Exercise aim:
Look through the data for the string "location". Copy every line where it is found.

Supplied entries:
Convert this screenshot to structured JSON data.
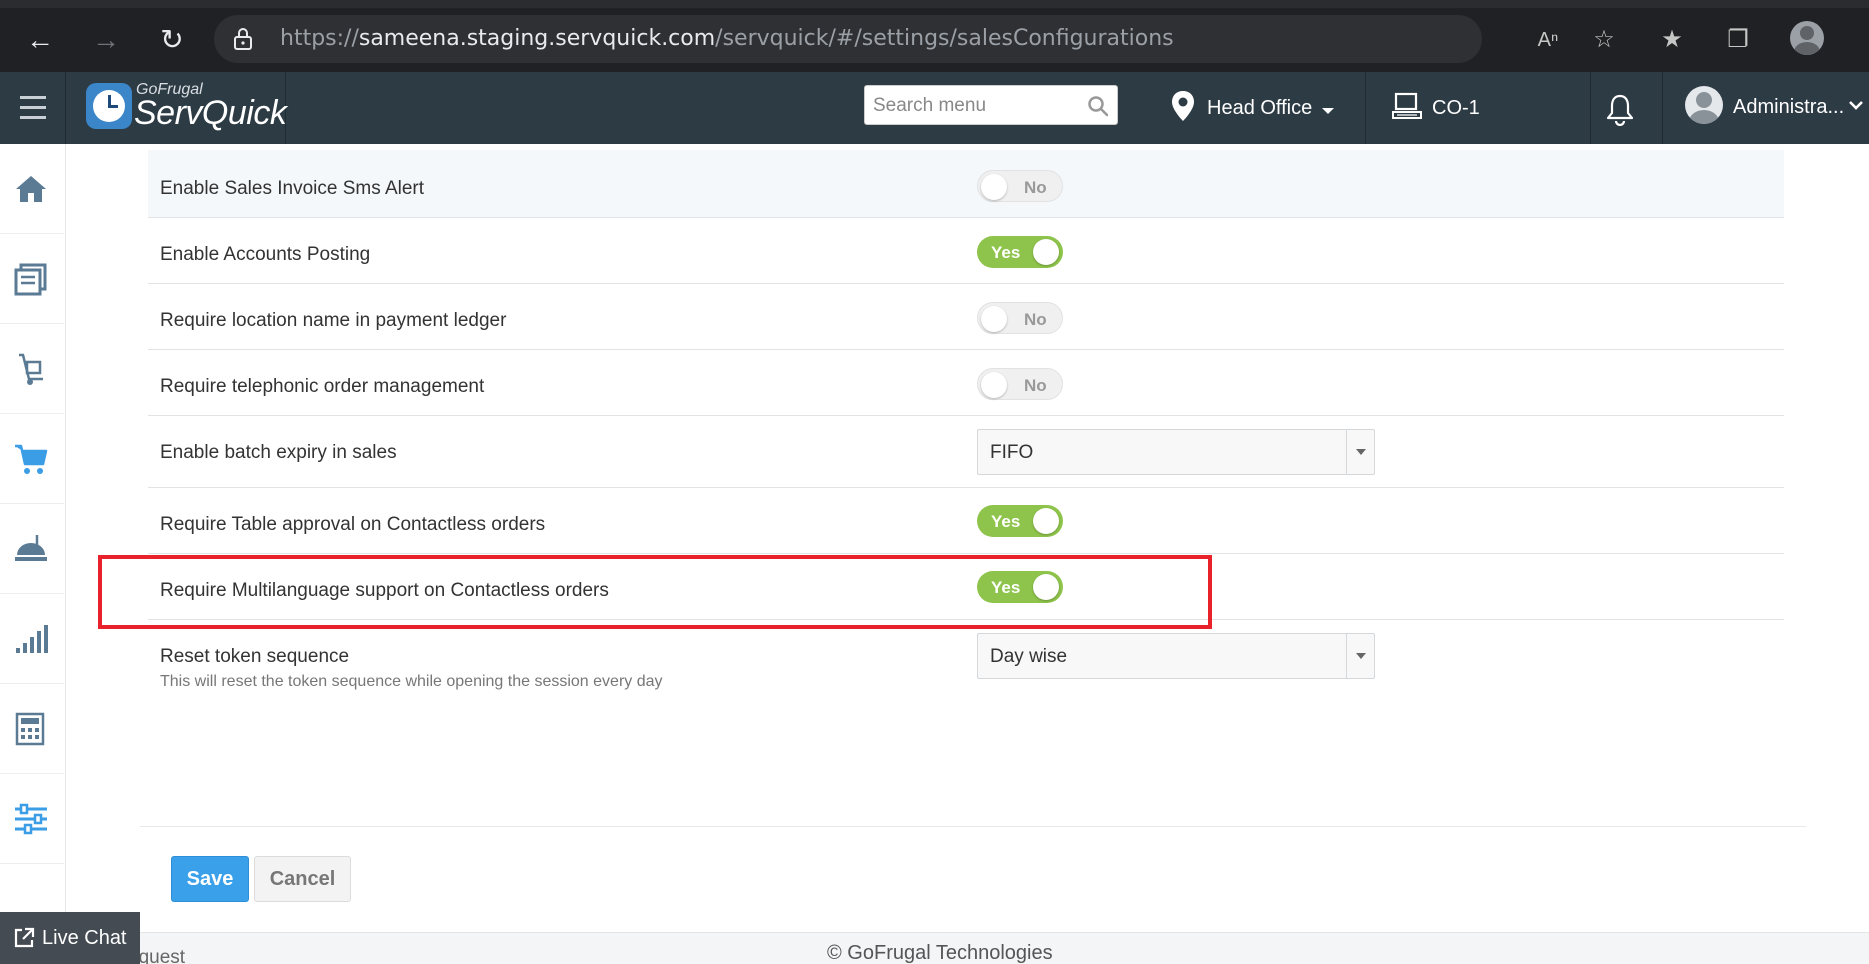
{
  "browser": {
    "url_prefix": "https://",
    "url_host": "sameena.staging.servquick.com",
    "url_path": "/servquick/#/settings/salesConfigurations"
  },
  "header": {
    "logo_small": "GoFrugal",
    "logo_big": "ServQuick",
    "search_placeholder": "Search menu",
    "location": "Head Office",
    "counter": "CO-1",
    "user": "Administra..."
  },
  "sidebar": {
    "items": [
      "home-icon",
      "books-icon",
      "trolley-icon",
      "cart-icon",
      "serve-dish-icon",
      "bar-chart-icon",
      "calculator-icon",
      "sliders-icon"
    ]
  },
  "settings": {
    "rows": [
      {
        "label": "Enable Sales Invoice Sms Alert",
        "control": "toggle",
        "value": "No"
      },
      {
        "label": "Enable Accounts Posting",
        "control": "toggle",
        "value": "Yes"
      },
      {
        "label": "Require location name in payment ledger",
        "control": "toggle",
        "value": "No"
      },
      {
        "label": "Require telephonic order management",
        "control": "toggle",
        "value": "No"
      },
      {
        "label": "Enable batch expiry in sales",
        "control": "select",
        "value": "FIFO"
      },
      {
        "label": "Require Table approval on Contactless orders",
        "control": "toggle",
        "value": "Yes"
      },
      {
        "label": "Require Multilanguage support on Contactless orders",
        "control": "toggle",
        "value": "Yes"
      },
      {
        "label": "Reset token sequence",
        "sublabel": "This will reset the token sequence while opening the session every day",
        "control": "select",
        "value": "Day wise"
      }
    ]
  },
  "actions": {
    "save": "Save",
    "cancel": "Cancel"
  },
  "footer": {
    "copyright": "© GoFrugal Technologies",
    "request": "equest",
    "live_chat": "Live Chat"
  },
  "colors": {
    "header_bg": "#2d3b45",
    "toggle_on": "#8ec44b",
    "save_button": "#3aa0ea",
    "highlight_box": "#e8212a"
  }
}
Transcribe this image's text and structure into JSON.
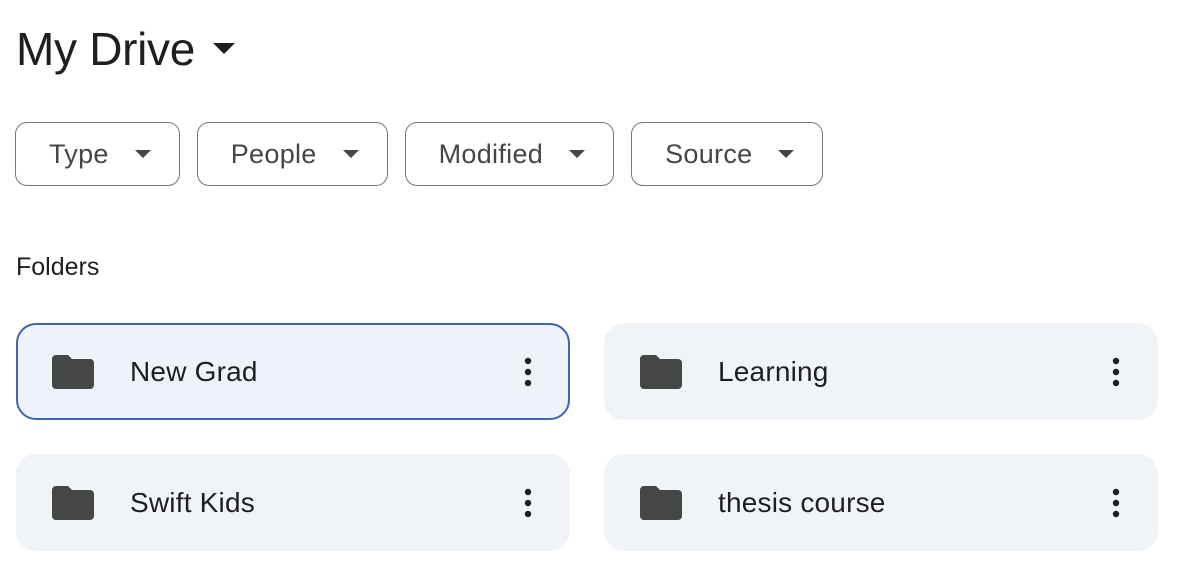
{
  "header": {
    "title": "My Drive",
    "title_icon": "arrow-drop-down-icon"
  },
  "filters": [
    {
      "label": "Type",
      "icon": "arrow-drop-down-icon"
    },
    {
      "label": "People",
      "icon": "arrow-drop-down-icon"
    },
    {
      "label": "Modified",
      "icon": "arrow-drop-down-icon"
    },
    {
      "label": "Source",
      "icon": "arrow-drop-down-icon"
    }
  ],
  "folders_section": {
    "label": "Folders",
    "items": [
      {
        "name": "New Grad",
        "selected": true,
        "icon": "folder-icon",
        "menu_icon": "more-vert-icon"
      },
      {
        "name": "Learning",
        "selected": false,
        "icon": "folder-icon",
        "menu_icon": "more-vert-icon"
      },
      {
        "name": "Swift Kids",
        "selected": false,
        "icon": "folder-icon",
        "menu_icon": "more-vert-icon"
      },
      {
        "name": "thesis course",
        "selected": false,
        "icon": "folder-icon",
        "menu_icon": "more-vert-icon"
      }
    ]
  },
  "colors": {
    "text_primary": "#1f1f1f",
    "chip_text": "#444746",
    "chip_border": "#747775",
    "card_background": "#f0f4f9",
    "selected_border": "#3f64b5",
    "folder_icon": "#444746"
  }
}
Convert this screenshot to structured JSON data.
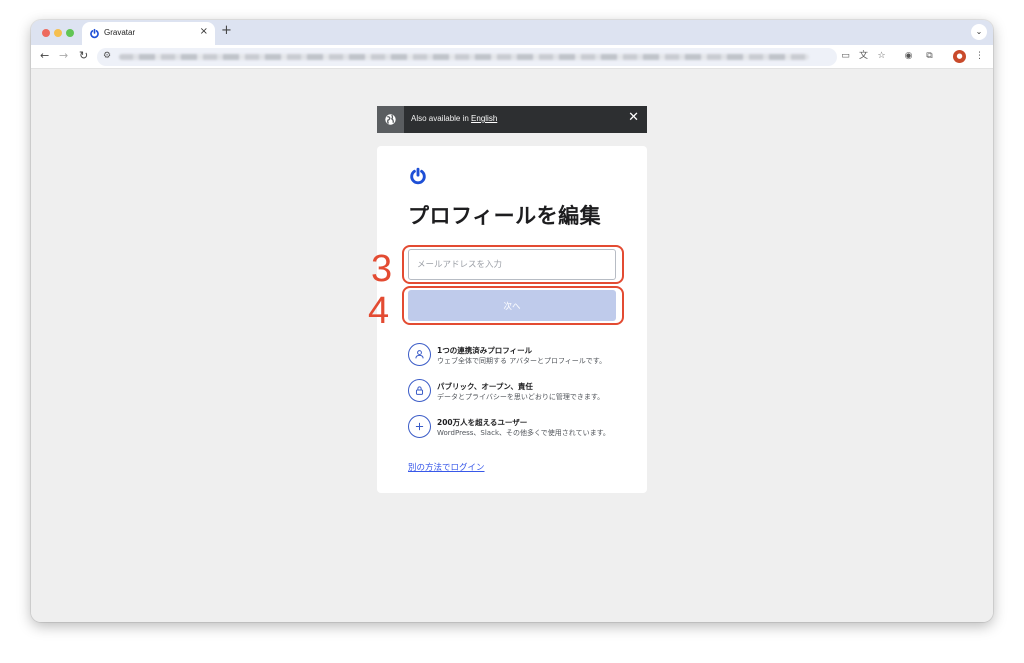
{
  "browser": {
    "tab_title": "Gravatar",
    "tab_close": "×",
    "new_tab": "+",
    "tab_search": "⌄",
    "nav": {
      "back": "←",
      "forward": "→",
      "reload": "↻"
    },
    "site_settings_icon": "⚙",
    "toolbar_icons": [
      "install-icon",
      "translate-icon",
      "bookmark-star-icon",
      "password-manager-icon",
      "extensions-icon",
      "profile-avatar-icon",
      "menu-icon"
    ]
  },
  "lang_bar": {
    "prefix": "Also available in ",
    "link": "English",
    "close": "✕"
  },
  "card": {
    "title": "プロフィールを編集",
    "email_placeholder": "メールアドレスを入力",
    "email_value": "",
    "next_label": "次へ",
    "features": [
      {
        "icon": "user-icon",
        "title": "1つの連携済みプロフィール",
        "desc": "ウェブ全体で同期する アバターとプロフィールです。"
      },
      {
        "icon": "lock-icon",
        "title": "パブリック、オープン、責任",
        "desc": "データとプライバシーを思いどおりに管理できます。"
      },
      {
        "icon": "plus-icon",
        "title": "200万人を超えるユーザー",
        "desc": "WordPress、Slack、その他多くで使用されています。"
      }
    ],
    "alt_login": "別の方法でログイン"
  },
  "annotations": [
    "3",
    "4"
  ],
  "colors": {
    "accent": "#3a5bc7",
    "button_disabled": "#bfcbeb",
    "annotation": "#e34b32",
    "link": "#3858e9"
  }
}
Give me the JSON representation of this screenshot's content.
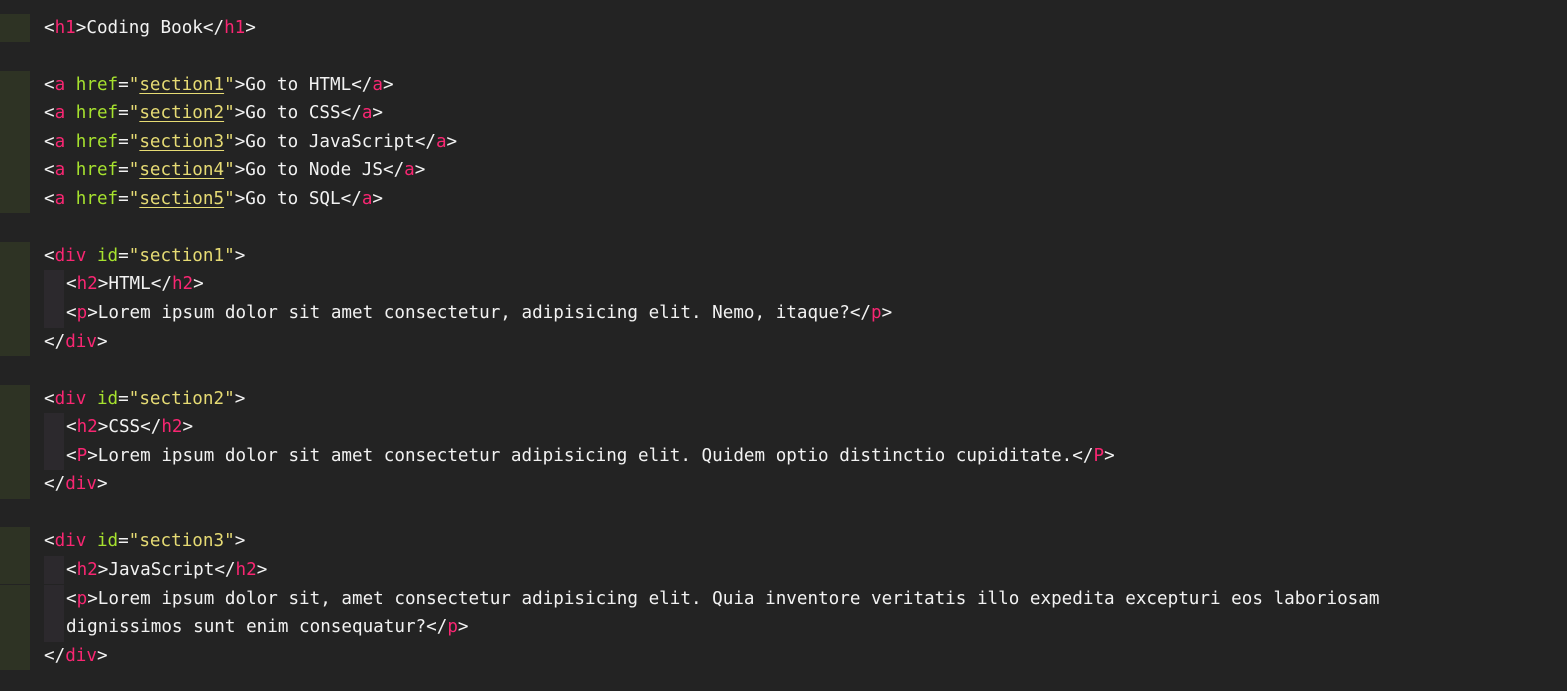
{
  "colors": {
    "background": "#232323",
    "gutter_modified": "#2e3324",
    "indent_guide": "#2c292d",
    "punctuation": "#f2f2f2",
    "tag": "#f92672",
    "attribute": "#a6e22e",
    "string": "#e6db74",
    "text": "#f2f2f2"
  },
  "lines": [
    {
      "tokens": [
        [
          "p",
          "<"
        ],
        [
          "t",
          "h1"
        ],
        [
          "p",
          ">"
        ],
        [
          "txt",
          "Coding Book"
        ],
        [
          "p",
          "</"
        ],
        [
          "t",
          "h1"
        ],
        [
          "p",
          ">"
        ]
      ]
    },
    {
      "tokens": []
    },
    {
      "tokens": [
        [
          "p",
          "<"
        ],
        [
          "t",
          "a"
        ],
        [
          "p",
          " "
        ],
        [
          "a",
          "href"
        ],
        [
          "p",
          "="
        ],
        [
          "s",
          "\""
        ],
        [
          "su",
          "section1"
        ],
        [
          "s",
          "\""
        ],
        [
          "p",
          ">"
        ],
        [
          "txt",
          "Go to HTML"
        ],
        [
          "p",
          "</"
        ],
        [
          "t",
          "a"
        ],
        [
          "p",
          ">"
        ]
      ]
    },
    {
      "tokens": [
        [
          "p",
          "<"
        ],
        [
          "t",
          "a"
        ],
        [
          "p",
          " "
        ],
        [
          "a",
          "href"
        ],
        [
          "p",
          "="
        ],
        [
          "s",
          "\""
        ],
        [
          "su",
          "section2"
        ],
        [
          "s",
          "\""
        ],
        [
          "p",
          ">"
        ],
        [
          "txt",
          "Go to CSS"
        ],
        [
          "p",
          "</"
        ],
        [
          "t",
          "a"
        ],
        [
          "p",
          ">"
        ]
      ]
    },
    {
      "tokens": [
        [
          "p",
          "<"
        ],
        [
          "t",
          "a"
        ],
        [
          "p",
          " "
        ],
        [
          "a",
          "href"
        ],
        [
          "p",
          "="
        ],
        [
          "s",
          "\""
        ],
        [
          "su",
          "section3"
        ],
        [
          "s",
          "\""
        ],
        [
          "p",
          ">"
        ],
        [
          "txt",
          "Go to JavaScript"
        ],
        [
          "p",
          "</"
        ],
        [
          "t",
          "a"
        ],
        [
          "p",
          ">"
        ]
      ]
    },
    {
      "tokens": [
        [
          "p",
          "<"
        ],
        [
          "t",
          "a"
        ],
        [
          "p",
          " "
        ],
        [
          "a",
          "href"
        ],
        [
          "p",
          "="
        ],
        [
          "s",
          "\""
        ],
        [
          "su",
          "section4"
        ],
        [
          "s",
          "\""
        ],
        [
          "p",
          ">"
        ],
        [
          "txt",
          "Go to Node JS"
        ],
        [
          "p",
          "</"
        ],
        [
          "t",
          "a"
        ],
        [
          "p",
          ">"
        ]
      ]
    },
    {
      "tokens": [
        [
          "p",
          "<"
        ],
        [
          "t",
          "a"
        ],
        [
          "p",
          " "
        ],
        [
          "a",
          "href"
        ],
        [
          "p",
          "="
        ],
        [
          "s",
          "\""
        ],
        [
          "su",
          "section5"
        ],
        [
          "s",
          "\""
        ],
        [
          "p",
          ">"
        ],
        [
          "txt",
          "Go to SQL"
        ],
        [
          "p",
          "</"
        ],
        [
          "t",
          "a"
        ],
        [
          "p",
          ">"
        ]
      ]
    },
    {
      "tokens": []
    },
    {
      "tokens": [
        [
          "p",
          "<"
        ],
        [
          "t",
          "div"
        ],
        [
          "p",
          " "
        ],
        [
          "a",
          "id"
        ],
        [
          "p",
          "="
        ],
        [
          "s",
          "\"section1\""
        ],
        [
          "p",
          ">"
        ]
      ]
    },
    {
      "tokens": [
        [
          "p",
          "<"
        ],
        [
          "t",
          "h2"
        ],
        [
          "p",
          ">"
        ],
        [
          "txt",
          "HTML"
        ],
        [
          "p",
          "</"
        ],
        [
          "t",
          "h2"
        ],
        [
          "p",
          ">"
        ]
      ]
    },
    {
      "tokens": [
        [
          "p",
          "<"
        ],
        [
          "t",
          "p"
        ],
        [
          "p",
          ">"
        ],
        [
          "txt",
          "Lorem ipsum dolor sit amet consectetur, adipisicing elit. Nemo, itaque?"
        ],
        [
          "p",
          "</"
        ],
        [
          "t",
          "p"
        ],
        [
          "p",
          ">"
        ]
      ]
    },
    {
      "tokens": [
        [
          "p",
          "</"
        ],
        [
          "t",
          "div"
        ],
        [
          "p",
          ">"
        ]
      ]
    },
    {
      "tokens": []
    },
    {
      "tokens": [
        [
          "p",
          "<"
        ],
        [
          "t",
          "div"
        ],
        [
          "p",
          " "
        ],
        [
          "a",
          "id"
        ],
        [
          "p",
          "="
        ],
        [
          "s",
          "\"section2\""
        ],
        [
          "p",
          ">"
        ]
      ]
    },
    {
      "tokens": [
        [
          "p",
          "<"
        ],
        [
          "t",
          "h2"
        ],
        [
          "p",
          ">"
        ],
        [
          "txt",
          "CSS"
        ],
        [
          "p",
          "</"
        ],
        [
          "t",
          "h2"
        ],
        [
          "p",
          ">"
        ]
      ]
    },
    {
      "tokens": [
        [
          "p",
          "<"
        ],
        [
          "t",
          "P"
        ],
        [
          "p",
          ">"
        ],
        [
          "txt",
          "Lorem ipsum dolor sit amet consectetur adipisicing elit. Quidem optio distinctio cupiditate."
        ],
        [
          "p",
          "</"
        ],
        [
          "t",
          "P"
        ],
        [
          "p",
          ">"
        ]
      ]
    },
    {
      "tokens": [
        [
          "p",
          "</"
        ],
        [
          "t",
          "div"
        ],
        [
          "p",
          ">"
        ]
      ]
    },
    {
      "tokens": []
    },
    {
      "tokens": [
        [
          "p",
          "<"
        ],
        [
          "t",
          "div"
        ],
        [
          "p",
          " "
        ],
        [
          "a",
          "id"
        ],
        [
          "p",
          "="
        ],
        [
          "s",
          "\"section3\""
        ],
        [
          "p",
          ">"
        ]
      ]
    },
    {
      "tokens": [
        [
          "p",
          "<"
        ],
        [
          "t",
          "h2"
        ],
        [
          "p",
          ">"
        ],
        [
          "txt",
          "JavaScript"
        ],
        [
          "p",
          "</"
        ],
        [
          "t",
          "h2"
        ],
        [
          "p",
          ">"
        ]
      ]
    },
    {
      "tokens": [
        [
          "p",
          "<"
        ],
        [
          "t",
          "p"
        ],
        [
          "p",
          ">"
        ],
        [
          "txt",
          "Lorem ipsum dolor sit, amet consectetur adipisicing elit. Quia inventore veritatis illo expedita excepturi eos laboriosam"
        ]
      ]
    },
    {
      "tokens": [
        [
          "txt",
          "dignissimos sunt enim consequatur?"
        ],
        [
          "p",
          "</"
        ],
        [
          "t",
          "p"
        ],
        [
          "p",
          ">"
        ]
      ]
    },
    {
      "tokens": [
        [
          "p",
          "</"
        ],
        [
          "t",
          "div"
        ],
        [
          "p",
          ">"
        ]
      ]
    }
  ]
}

Exercise response:
    "location": "Head Office",
        "label": "Require location name in payment ledger",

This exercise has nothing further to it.